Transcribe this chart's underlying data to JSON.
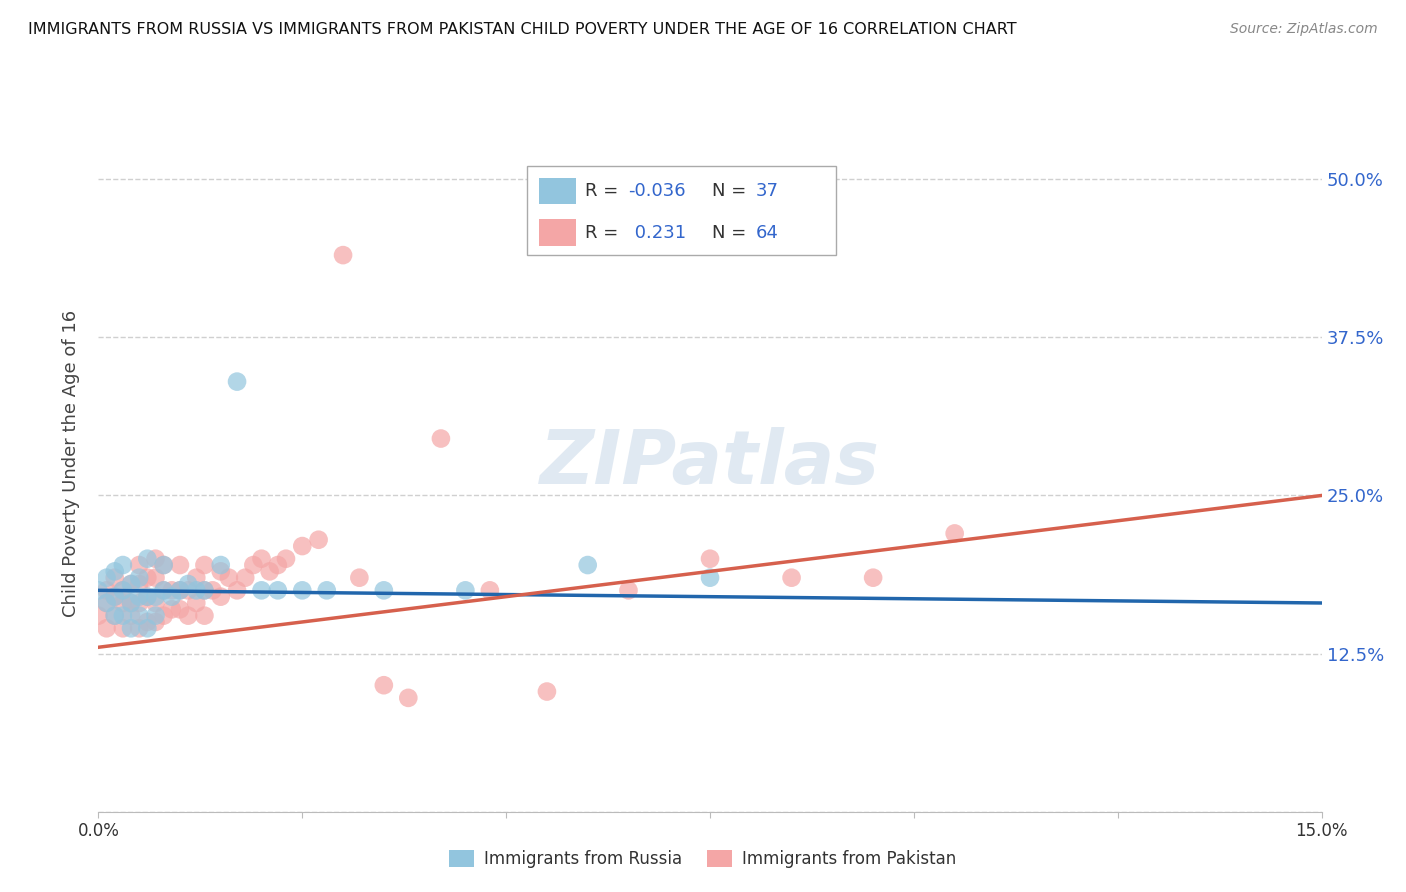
{
  "title": "IMMIGRANTS FROM RUSSIA VS IMMIGRANTS FROM PAKISTAN CHILD POVERTY UNDER THE AGE OF 16 CORRELATION CHART",
  "source": "Source: ZipAtlas.com",
  "ylabel": "Child Poverty Under the Age of 16",
  "xlim": [
    0.0,
    0.15
  ],
  "ylim": [
    0.0,
    0.55
  ],
  "x_ticks": [
    0.0,
    0.025,
    0.05,
    0.075,
    0.1,
    0.125,
    0.15
  ],
  "x_tick_labels": [
    "0.0%",
    "",
    "",
    "",
    "",
    "",
    "15.0%"
  ],
  "y_tick_labels_right": [
    "",
    "12.5%",
    "25.0%",
    "37.5%",
    "50.0%"
  ],
  "y_tick_positions_right": [
    0.0,
    0.125,
    0.25,
    0.375,
    0.5
  ],
  "russia_R": -0.036,
  "russia_N": 37,
  "pakistan_R": 0.231,
  "pakistan_N": 64,
  "russia_color": "#92c5de",
  "pakistan_color": "#f4a6a6",
  "russia_color_line": "#2166ac",
  "pakistan_color_line": "#d6604d",
  "watermark": "ZIPatlas",
  "background_color": "#ffffff",
  "grid_color": "#d0d0d0",
  "russia_scatter_x": [
    0.0,
    0.001,
    0.001,
    0.002,
    0.002,
    0.002,
    0.003,
    0.003,
    0.003,
    0.004,
    0.004,
    0.004,
    0.005,
    0.005,
    0.005,
    0.006,
    0.006,
    0.006,
    0.007,
    0.007,
    0.008,
    0.008,
    0.009,
    0.01,
    0.011,
    0.012,
    0.013,
    0.015,
    0.017,
    0.02,
    0.022,
    0.025,
    0.028,
    0.035,
    0.045,
    0.06,
    0.075
  ],
  "russia_scatter_y": [
    0.175,
    0.165,
    0.185,
    0.155,
    0.17,
    0.19,
    0.155,
    0.175,
    0.195,
    0.145,
    0.165,
    0.18,
    0.155,
    0.17,
    0.185,
    0.145,
    0.17,
    0.2,
    0.155,
    0.17,
    0.175,
    0.195,
    0.17,
    0.175,
    0.18,
    0.175,
    0.175,
    0.195,
    0.34,
    0.175,
    0.175,
    0.175,
    0.175,
    0.175,
    0.175,
    0.195,
    0.185
  ],
  "pakistan_scatter_x": [
    0.0,
    0.001,
    0.001,
    0.001,
    0.002,
    0.002,
    0.002,
    0.003,
    0.003,
    0.003,
    0.004,
    0.004,
    0.004,
    0.005,
    0.005,
    0.005,
    0.005,
    0.006,
    0.006,
    0.006,
    0.007,
    0.007,
    0.007,
    0.007,
    0.008,
    0.008,
    0.008,
    0.009,
    0.009,
    0.01,
    0.01,
    0.01,
    0.011,
    0.011,
    0.012,
    0.012,
    0.013,
    0.013,
    0.013,
    0.014,
    0.015,
    0.015,
    0.016,
    0.017,
    0.018,
    0.019,
    0.02,
    0.021,
    0.022,
    0.023,
    0.025,
    0.027,
    0.03,
    0.032,
    0.035,
    0.038,
    0.042,
    0.048,
    0.055,
    0.065,
    0.075,
    0.085,
    0.095,
    0.105
  ],
  "pakistan_scatter_y": [
    0.155,
    0.165,
    0.145,
    0.175,
    0.155,
    0.17,
    0.185,
    0.145,
    0.165,
    0.175,
    0.155,
    0.165,
    0.18,
    0.145,
    0.165,
    0.18,
    0.195,
    0.15,
    0.17,
    0.185,
    0.15,
    0.165,
    0.185,
    0.2,
    0.155,
    0.175,
    0.195,
    0.16,
    0.175,
    0.16,
    0.175,
    0.195,
    0.155,
    0.175,
    0.165,
    0.185,
    0.155,
    0.175,
    0.195,
    0.175,
    0.17,
    0.19,
    0.185,
    0.175,
    0.185,
    0.195,
    0.2,
    0.19,
    0.195,
    0.2,
    0.21,
    0.215,
    0.44,
    0.185,
    0.1,
    0.09,
    0.295,
    0.175,
    0.095,
    0.175,
    0.2,
    0.185,
    0.185,
    0.22
  ]
}
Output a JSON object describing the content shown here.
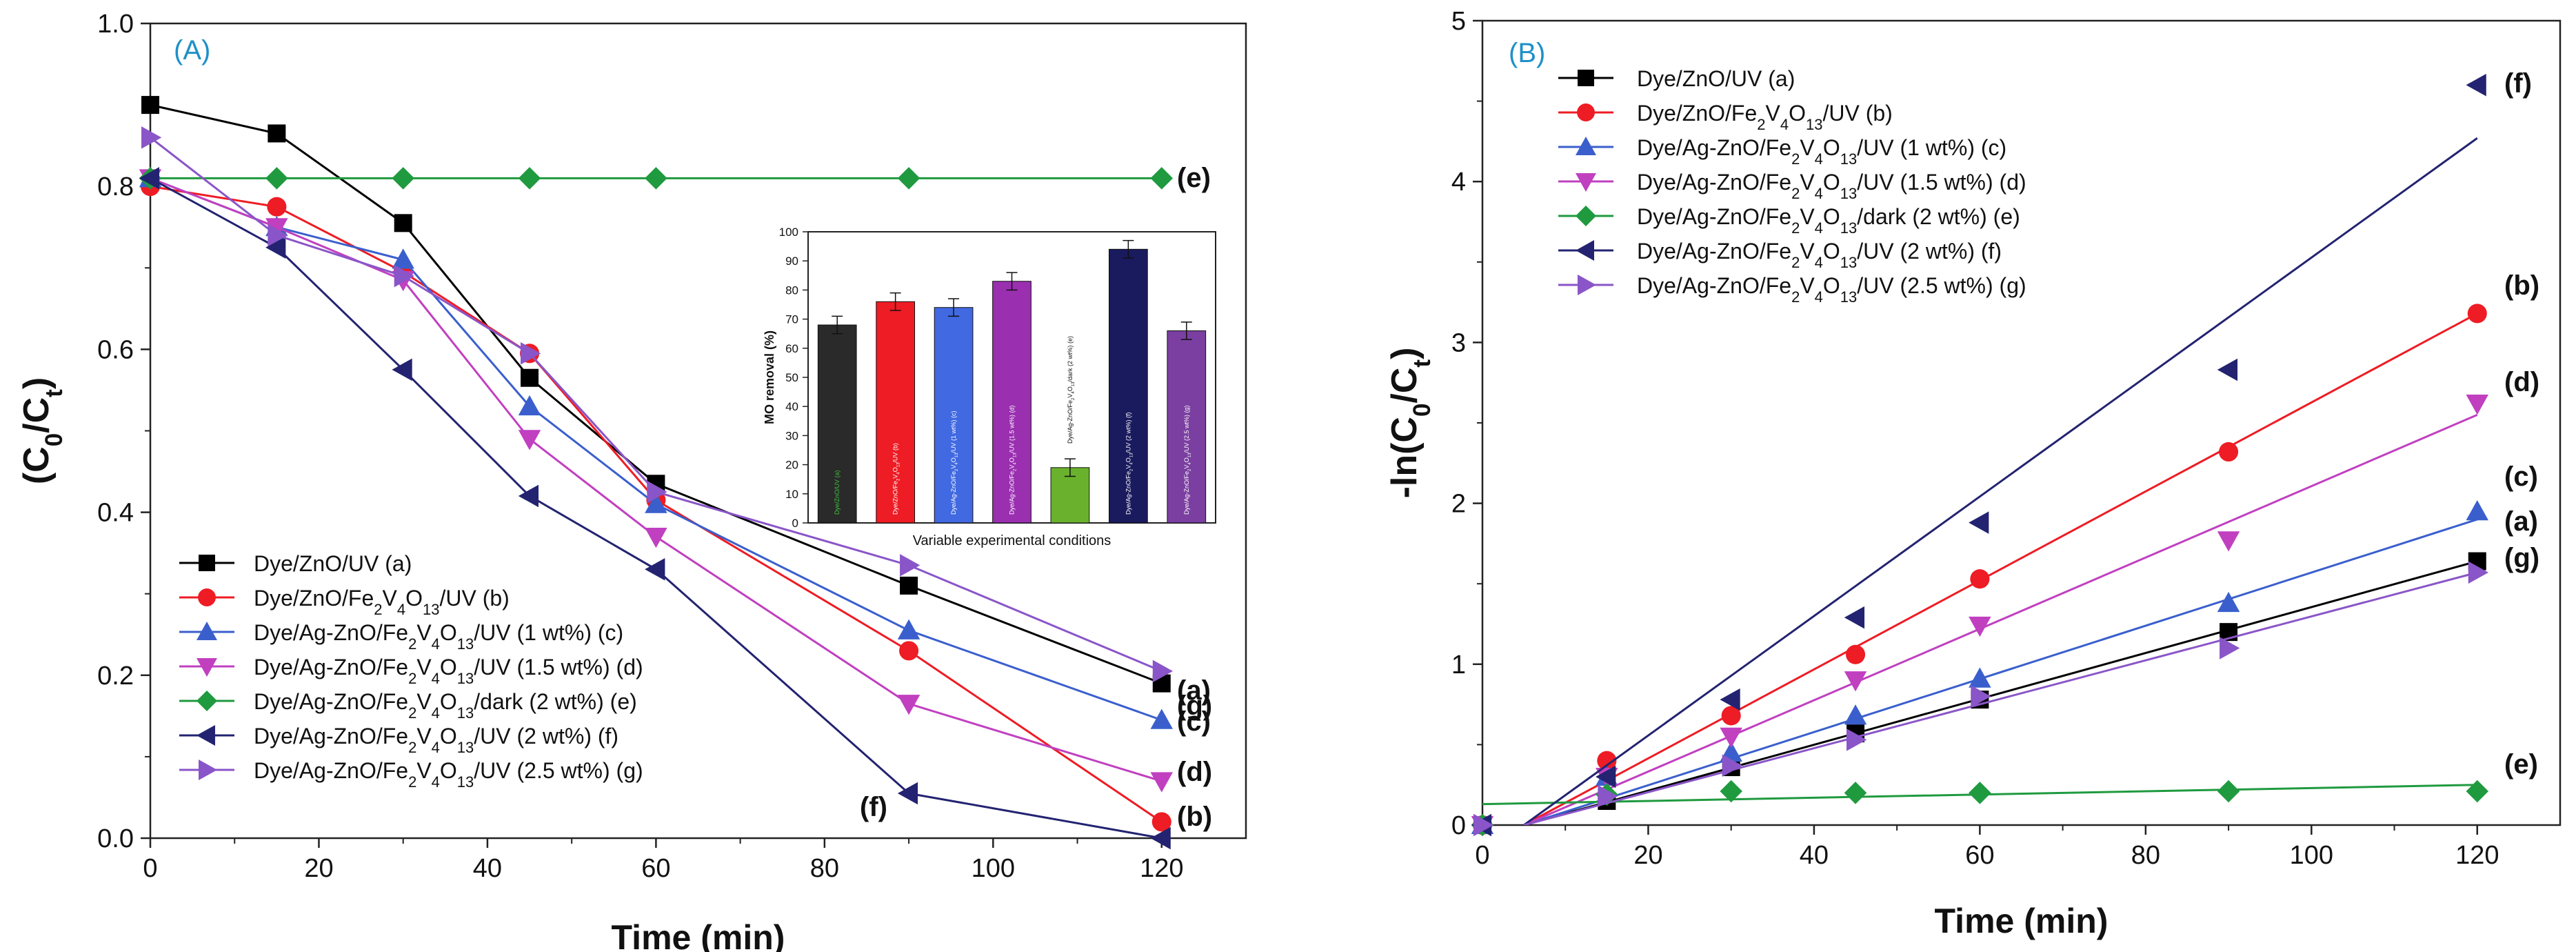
{
  "chart_data": [
    {
      "id": "A",
      "type": "line",
      "panel_label": "(A)",
      "xlabel": "Time (min)",
      "ylabel": "(C0/Ct)",
      "xlim": [
        0,
        130
      ],
      "ylim": [
        0,
        1.0
      ],
      "x_ticks": [
        0,
        20,
        40,
        60,
        80,
        100,
        120
      ],
      "x_tick_labels": [
        "0",
        "20",
        "40",
        "60",
        "80",
        "100",
        "120"
      ],
      "y_ticks": [
        0,
        0.2,
        0.4,
        0.6,
        0.8,
        1.0
      ],
      "y_tick_labels": [
        "0.0",
        "0.2",
        "0.4",
        "0.6",
        "0.8",
        "1.0"
      ],
      "legend_position": "bottom-left",
      "x": [
        0,
        15,
        30,
        45,
        60,
        90,
        120
      ],
      "series": [
        {
          "key": "a",
          "name": "Dye/ZnO/UV (a)",
          "color": "#000000",
          "marker": "square",
          "values": [
            0.9,
            0.865,
            0.755,
            0.565,
            0.435,
            0.31,
            0.19
          ],
          "end_label": "(a)"
        },
        {
          "key": "b",
          "name": "Dye/ZnO/Fe2V4O13/UV (b)",
          "color": "#ee1c24",
          "marker": "circle",
          "values": [
            0.8,
            0.775,
            0.695,
            0.595,
            0.415,
            0.23,
            0.02
          ],
          "end_label": "(b)"
        },
        {
          "key": "c",
          "name": "Dye/Ag-ZnO/Fe2V4O13/UV (1 wt%) (c)",
          "color": "#3a5fcd",
          "marker": "triangle-up",
          "values": [
            0.81,
            0.75,
            0.71,
            0.53,
            0.41,
            0.255,
            0.145
          ],
          "end_label": "(c)"
        },
        {
          "key": "d",
          "name": "Dye/Ag-ZnO/Fe2V4O13/UV (1.5 wt%) (d)",
          "color": "#c040c0",
          "marker": "triangle-down",
          "values": [
            0.81,
            0.75,
            0.685,
            0.49,
            0.37,
            0.165,
            0.07
          ],
          "end_label": "(d)"
        },
        {
          "key": "e",
          "name": "Dye/Ag-ZnO/Fe2V4O13/dark (2 wt%) (e)",
          "color": "#1f9a3f",
          "marker": "diamond",
          "values": [
            0.81,
            0.81,
            0.81,
            0.81,
            0.81,
            0.81,
            0.81
          ],
          "end_label": "(e)"
        },
        {
          "key": "f",
          "name": "Dye/Ag-ZnO/Fe2V4O13/UV (2 wt%) (f)",
          "color": "#232371",
          "marker": "triangle-left",
          "values": [
            0.81,
            0.725,
            0.575,
            0.42,
            0.33,
            0.055,
            0.0
          ],
          "end_label": "(f)"
        },
        {
          "key": "g",
          "name": "Dye/Ag-ZnO/Fe2V4O13/UV (2.5 wt%) (g)",
          "color": "#8a55c8",
          "marker": "triangle-right",
          "values": [
            0.86,
            0.74,
            0.69,
            0.595,
            0.425,
            0.335,
            0.205
          ],
          "end_label": "(g)"
        }
      ],
      "inset": {
        "type": "bar",
        "xlabel": "Variable experimental conditions",
        "ylabel": "MO removal (%)",
        "ylim": [
          0,
          100
        ],
        "y_ticks": [
          0,
          10,
          20,
          30,
          40,
          50,
          60,
          70,
          80,
          90,
          100
        ],
        "y_tick_labels": [
          "0",
          "10",
          "20",
          "30",
          "40",
          "50",
          "60",
          "70",
          "80",
          "90",
          "100"
        ],
        "categories": [
          "Dye/ZnO/UV (a)",
          "Dye/ZnO/Fe2V4O13/UV (b)",
          "Dye/Ag-ZnO/Fe2V4O13/UV (1 wt%) (c)",
          "Dye/Ag-ZnO/Fe2V4O13/UV (1.5 wt%) (d)",
          "Dye/Ag-ZnO/Fe2V4O13/dark (2 wt%) (e)",
          "Dye/Ag-ZnO/Fe2V4O13/UV (2 wt%) (f)",
          "Dye/Ag-ZnO/Fe2V4O13/UV (2.5 wt%) (g)"
        ],
        "values": [
          68,
          76,
          74,
          83,
          19,
          94,
          66
        ],
        "errors": [
          3,
          3,
          3,
          3,
          3,
          3,
          3
        ],
        "colors": [
          "#2a2a2a",
          "#ee1c24",
          "#4169e1",
          "#9a2fb0",
          "#6ab22e",
          "#1a1a5e",
          "#7a3fa0"
        ],
        "label_colors": [
          "#40c040",
          "#ffffff",
          "#ffffff",
          "#ffffff",
          "#ffffff",
          "#ffffff",
          "#ffffff"
        ]
      }
    },
    {
      "id": "B",
      "type": "scatter",
      "panel_label": "(B)",
      "xlabel": "Time (min)",
      "ylabel": "-ln(C0/Ct)",
      "xlim": [
        0,
        130
      ],
      "ylim": [
        0,
        5
      ],
      "x_ticks": [
        0,
        20,
        40,
        60,
        80,
        100,
        120
      ],
      "x_tick_labels": [
        "0",
        "20",
        "40",
        "60",
        "80",
        "100",
        "120"
      ],
      "y_ticks": [
        0,
        1,
        2,
        3,
        4,
        5
      ],
      "y_tick_labels": [
        "0",
        "1",
        "2",
        "3",
        "4",
        "5"
      ],
      "legend_position": "top-left",
      "x": [
        0,
        15,
        30,
        45,
        60,
        90,
        120
      ],
      "series": [
        {
          "key": "a",
          "name": "Dye/ZnO/UV (a)",
          "color": "#000000",
          "marker": "square",
          "values": [
            0,
            0.15,
            0.36,
            0.57,
            0.78,
            1.2,
            1.64
          ],
          "fit": [
            [
              5,
              0
            ],
            [
              120,
              1.64
            ]
          ],
          "end_label": "(a)"
        },
        {
          "key": "b",
          "name": "Dye/ZnO/Fe2V4O13/UV (b)",
          "color": "#ee1c24",
          "marker": "circle",
          "values": [
            0,
            0.4,
            0.68,
            1.06,
            1.53,
            2.32,
            3.18
          ],
          "fit": [
            [
              5,
              0
            ],
            [
              120,
              3.18
            ]
          ],
          "end_label": "(b)"
        },
        {
          "key": "c",
          "name": "Dye/Ag-ZnO/Fe2V4O13/UV (1 wt%) (c)",
          "color": "#3a5fcd",
          "marker": "triangle-up",
          "values": [
            0,
            0.3,
            0.45,
            0.68,
            0.91,
            1.38,
            1.95
          ],
          "fit": [
            [
              5,
              0
            ],
            [
              120,
              1.9
            ]
          ],
          "end_label": "(c)"
        },
        {
          "key": "d",
          "name": "Dye/Ag-ZnO/Fe2V4O13/UV (1.5 wt%) (d)",
          "color": "#c040c0",
          "marker": "triangle-down",
          "values": [
            0,
            0.3,
            0.55,
            0.9,
            1.24,
            1.77,
            2.62
          ],
          "fit": [
            [
              5,
              0
            ],
            [
              120,
              2.55
            ]
          ],
          "end_label": "(d)"
        },
        {
          "key": "e",
          "name": "Dye/Ag-ZnO/Fe2V4O13/dark (2 wt%) (e)",
          "color": "#1f9a3f",
          "marker": "diamond",
          "values": [
            0,
            0.19,
            0.21,
            0.2,
            0.2,
            0.21,
            0.21
          ],
          "fit": [
            [
              0,
              0.13
            ],
            [
              120,
              0.25
            ]
          ],
          "end_label": "(e)"
        },
        {
          "key": "f",
          "name": "Dye/Ag-ZnO/Fe2V4O13/UV (2 wt%) (f)",
          "color": "#232371",
          "marker": "triangle-left",
          "values": [
            0,
            0.3,
            0.78,
            1.29,
            1.88,
            2.83,
            4.6
          ],
          "fit": [
            [
              5,
              0
            ],
            [
              120,
              4.27
            ]
          ],
          "end_label": "(f)"
        },
        {
          "key": "g",
          "name": "Dye/Ag-ZnO/Fe2V4O13/UV (2.5 wt%) (g)",
          "color": "#8a55c8",
          "marker": "triangle-right",
          "values": [
            0,
            0.18,
            0.37,
            0.53,
            0.8,
            1.1,
            1.57
          ],
          "fit": [
            [
              5,
              0
            ],
            [
              120,
              1.57
            ]
          ],
          "end_label": "(g)"
        }
      ]
    }
  ]
}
......
*What is being asked*. Select, from the listing, all lines that include the word "JSON".

*Exercise result*.
Transcribe this chart's underlying data to JSON.
Output a JSON object describing the content shown here.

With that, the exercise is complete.